==== Material shown ====
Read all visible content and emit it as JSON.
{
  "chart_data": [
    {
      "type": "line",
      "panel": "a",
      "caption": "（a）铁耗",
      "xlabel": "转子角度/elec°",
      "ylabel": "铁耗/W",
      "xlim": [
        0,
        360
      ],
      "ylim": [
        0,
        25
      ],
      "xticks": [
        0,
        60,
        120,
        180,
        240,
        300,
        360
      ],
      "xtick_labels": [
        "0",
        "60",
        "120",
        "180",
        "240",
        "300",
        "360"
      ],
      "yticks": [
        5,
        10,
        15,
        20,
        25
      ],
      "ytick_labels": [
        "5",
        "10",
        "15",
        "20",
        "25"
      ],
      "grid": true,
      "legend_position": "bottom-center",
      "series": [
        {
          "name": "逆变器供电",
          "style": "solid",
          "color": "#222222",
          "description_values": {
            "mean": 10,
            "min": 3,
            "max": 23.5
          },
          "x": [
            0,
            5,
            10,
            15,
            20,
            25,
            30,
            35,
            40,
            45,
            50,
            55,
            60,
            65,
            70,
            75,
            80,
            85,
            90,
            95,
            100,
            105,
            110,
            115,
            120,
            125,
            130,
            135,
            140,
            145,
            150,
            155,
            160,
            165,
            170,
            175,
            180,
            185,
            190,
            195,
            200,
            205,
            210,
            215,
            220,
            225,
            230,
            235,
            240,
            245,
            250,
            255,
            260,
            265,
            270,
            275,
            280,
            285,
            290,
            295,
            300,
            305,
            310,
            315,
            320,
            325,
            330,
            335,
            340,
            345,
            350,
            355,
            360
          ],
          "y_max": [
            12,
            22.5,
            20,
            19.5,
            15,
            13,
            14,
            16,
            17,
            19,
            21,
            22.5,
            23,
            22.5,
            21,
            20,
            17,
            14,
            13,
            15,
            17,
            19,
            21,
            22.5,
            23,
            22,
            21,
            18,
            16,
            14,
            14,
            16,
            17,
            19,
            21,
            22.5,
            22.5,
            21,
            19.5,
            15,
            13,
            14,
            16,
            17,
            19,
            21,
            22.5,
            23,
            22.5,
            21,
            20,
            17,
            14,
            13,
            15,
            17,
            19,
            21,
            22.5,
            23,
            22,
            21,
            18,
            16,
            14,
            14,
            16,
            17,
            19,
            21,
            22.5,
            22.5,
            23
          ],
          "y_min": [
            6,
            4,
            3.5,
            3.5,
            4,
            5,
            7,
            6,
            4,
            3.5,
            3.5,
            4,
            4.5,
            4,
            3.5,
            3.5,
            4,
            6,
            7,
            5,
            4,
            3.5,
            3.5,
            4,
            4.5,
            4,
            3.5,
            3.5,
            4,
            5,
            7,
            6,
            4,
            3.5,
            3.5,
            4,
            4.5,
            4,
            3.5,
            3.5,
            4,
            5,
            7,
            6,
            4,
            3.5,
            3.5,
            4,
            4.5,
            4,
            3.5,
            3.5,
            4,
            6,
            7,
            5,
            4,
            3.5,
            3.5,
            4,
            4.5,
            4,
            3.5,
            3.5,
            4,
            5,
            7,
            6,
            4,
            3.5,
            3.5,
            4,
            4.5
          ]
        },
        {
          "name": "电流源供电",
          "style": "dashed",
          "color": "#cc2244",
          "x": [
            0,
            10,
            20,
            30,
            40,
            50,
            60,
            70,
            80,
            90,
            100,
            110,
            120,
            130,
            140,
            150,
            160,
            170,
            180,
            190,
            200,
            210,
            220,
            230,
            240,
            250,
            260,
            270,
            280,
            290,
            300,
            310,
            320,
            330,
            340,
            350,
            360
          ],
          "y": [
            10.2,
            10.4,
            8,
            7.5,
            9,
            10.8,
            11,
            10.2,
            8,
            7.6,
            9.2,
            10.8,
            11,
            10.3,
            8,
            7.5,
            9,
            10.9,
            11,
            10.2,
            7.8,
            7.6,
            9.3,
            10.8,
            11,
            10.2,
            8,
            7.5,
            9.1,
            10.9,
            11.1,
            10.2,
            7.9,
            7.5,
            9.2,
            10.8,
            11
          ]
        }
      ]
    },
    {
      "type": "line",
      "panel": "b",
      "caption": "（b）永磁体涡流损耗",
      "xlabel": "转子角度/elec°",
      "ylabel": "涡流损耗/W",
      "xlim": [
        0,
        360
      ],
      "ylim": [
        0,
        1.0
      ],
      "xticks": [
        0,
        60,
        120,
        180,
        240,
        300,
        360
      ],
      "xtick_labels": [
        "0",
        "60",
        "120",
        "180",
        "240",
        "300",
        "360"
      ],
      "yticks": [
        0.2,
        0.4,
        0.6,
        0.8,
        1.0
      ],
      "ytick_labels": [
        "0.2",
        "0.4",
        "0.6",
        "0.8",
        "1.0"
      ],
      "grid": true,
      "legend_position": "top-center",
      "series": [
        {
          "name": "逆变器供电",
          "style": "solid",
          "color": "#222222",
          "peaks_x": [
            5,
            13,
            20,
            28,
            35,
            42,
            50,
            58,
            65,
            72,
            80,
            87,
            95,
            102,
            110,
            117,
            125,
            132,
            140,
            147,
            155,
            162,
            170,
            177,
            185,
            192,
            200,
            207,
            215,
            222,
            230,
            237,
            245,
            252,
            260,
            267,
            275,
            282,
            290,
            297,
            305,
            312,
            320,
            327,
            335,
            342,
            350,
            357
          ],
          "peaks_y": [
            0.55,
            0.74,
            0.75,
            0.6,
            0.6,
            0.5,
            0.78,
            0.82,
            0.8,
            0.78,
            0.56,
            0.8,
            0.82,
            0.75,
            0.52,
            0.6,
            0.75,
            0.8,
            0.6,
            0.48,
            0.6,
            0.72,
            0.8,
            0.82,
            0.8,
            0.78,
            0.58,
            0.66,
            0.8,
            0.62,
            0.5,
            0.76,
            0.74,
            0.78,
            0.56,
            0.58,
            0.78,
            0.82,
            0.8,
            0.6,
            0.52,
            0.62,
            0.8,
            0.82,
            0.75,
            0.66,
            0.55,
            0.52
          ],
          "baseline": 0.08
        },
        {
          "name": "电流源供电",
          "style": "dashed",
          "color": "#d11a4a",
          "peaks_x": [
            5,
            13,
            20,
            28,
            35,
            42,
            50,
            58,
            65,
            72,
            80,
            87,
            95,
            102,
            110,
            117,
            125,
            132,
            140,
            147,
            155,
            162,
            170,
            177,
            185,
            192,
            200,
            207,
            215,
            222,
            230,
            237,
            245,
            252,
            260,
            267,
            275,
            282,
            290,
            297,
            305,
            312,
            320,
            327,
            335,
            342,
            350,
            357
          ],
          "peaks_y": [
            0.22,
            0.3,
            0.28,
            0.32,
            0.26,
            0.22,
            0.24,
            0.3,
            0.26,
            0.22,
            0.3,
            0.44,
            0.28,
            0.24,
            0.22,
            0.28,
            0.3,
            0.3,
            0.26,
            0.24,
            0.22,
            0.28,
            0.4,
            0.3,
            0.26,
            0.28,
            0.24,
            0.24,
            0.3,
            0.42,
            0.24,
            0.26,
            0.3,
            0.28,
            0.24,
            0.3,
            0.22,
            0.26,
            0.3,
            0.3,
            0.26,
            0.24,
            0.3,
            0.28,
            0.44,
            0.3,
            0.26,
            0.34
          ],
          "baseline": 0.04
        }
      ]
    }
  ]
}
====
• Given task:
All the data must be duplicated exactly, with nothing added or removed.

• Reply:
Read all visible content and emit it as JSON.
{
  "chart_data": [
    {
      "type": "line",
      "panel": "a",
      "caption": "（a）铁耗",
      "xlabel": "转子角度/elec°",
      "ylabel": "铁耗/W",
      "xlim": [
        0,
        360
      ],
      "ylim": [
        0,
        25
      ],
      "xticks": [
        0,
        60,
        120,
        180,
        240,
        300,
        360
      ],
      "xtick_labels": [
        "0",
        "60",
        "120",
        "180",
        "240",
        "300",
        "360"
      ],
      "yticks": [
        5,
        10,
        15,
        20,
        25
      ],
      "ytick_labels": [
        "5",
        "10",
        "15",
        "20",
        "25"
      ],
      "grid": true,
      "legend_position": "bottom-center",
      "series": [
        {
          "name": "逆变器供电",
          "style": "solid",
          "color": "#222222",
          "description_values": {
            "mean": 10,
            "min": 3,
            "max": 23.5
          },
          "x": [
            0,
            5,
            10,
            15,
            20,
            25,
            30,
            35,
            40,
            45,
            50,
            55,
            60,
            65,
            70,
            75,
            80,
            85,
            90,
            95,
            100,
            105,
            110,
            115,
            120,
            125,
            130,
            135,
            140,
            145,
            150,
            155,
            160,
            165,
            170,
            175,
            180,
            185,
            190,
            195,
            200,
            205,
            210,
            215,
            220,
            225,
            230,
            235,
            240,
            245,
            250,
            255,
            260,
            265,
            270,
            275,
            280,
            285,
            290,
            295,
            300,
            305,
            310,
            315,
            320,
            325,
            330,
            335,
            340,
            345,
            350,
            355,
            360
          ],
          "y_max": [
            12,
            22.5,
            20,
            19.5,
            15,
            13,
            14,
            16,
            17,
            19,
            21,
            22.5,
            23,
            22.5,
            21,
            20,
            17,
            14,
            13,
            15,
            17,
            19,
            21,
            22.5,
            23,
            22,
            21,
            18,
            16,
            14,
            14,
            16,
            17,
            19,
            21,
            22.5,
            22.5,
            21,
            19.5,
            15,
            13,
            14,
            16,
            17,
            19,
            21,
            22.5,
            23,
            22.5,
            21,
            20,
            17,
            14,
            13,
            15,
            17,
            19,
            21,
            22.5,
            23,
            22,
            21,
            18,
            16,
            14,
            14,
            16,
            17,
            19,
            21,
            22.5,
            22.5,
            23
          ],
          "y_min": [
            6,
            4,
            3.5,
            3.5,
            4,
            5,
            7,
            6,
            4,
            3.5,
            3.5,
            4,
            4.5,
            4,
            3.5,
            3.5,
            4,
            6,
            7,
            5,
            4,
            3.5,
            3.5,
            4,
            4.5,
            4,
            3.5,
            3.5,
            4,
            5,
            7,
            6,
            4,
            3.5,
            3.5,
            4,
            4.5,
            4,
            3.5,
            3.5,
            4,
            5,
            7,
            6,
            4,
            3.5,
            3.5,
            4,
            4.5,
            4,
            3.5,
            3.5,
            4,
            6,
            7,
            5,
            4,
            3.5,
            3.5,
            4,
            4.5,
            4,
            3.5,
            3.5,
            4,
            5,
            7,
            6,
            4,
            3.5,
            3.5,
            4,
            4.5
          ]
        },
        {
          "name": "电流源供电",
          "style": "dashed",
          "color": "#cc2244",
          "x": [
            0,
            10,
            20,
            30,
            40,
            50,
            60,
            70,
            80,
            90,
            100,
            110,
            120,
            130,
            140,
            150,
            160,
            170,
            180,
            190,
            200,
            210,
            220,
            230,
            240,
            250,
            260,
            270,
            280,
            290,
            300,
            310,
            320,
            330,
            340,
            350,
            360
          ],
          "y": [
            10.2,
            10.4,
            8,
            7.5,
            9,
            10.8,
            11,
            10.2,
            8,
            7.6,
            9.2,
            10.8,
            11,
            10.3,
            8,
            7.5,
            9,
            10.9,
            11,
            10.2,
            7.8,
            7.6,
            9.3,
            10.8,
            11,
            10.2,
            8,
            7.5,
            9.1,
            10.9,
            11.1,
            10.2,
            7.9,
            7.5,
            9.2,
            10.8,
            11
          ]
        }
      ]
    },
    {
      "type": "line",
      "panel": "b",
      "caption": "（b）永磁体涡流损耗",
      "xlabel": "转子角度/elec°",
      "ylabel": "涡流损耗/W",
      "xlim": [
        0,
        360
      ],
      "ylim": [
        0,
        1.0
      ],
      "xticks": [
        0,
        60,
        120,
        180,
        240,
        300,
        360
      ],
      "xtick_labels": [
        "0",
        "60",
        "120",
        "180",
        "240",
        "300",
        "360"
      ],
      "yticks": [
        0.2,
        0.4,
        0.6,
        0.8,
        1.0
      ],
      "ytick_labels": [
        "0.2",
        "0.4",
        "0.6",
        "0.8",
        "1.0"
      ],
      "grid": true,
      "legend_position": "top-center",
      "series": [
        {
          "name": "逆变器供电",
          "style": "solid",
          "color": "#222222",
          "peaks_x": [
            5,
            13,
            20,
            28,
            35,
            42,
            50,
            58,
            65,
            72,
            80,
            87,
            95,
            102,
            110,
            117,
            125,
            132,
            140,
            147,
            155,
            162,
            170,
            177,
            185,
            192,
            200,
            207,
            215,
            222,
            230,
            237,
            245,
            252,
            260,
            267,
            275,
            282,
            290,
            297,
            305,
            312,
            320,
            327,
            335,
            342,
            350,
            357
          ],
          "peaks_y": [
            0.55,
            0.74,
            0.75,
            0.6,
            0.6,
            0.5,
            0.78,
            0.82,
            0.8,
            0.78,
            0.56,
            0.8,
            0.82,
            0.75,
            0.52,
            0.6,
            0.75,
            0.8,
            0.6,
            0.48,
            0.6,
            0.72,
            0.8,
            0.82,
            0.8,
            0.78,
            0.58,
            0.66,
            0.8,
            0.62,
            0.5,
            0.76,
            0.74,
            0.78,
            0.56,
            0.58,
            0.78,
            0.82,
            0.8,
            0.6,
            0.52,
            0.62,
            0.8,
            0.82,
            0.75,
            0.66,
            0.55,
            0.52
          ],
          "baseline": 0.08
        },
        {
          "name": "电流源供电",
          "style": "dashed",
          "color": "#d11a4a",
          "peaks_x": [
            5,
            13,
            20,
            28,
            35,
            42,
            50,
            58,
            65,
            72,
            80,
            87,
            95,
            102,
            110,
            117,
            125,
            132,
            140,
            147,
            155,
            162,
            170,
            177,
            185,
            192,
            200,
            207,
            215,
            222,
            230,
            237,
            245,
            252,
            260,
            267,
            275,
            282,
            290,
            297,
            305,
            312,
            320,
            327,
            335,
            342,
            350,
            357
          ],
          "peaks_y": [
            0.22,
            0.3,
            0.28,
            0.32,
            0.26,
            0.22,
            0.24,
            0.3,
            0.26,
            0.22,
            0.3,
            0.44,
            0.28,
            0.24,
            0.22,
            0.28,
            0.3,
            0.3,
            0.26,
            0.24,
            0.22,
            0.28,
            0.4,
            0.3,
            0.26,
            0.28,
            0.24,
            0.24,
            0.3,
            0.42,
            0.24,
            0.26,
            0.3,
            0.28,
            0.24,
            0.3,
            0.22,
            0.26,
            0.3,
            0.3,
            0.26,
            0.24,
            0.3,
            0.28,
            0.44,
            0.3,
            0.26,
            0.34
          ],
          "baseline": 0.04
        }
      ]
    }
  ]
}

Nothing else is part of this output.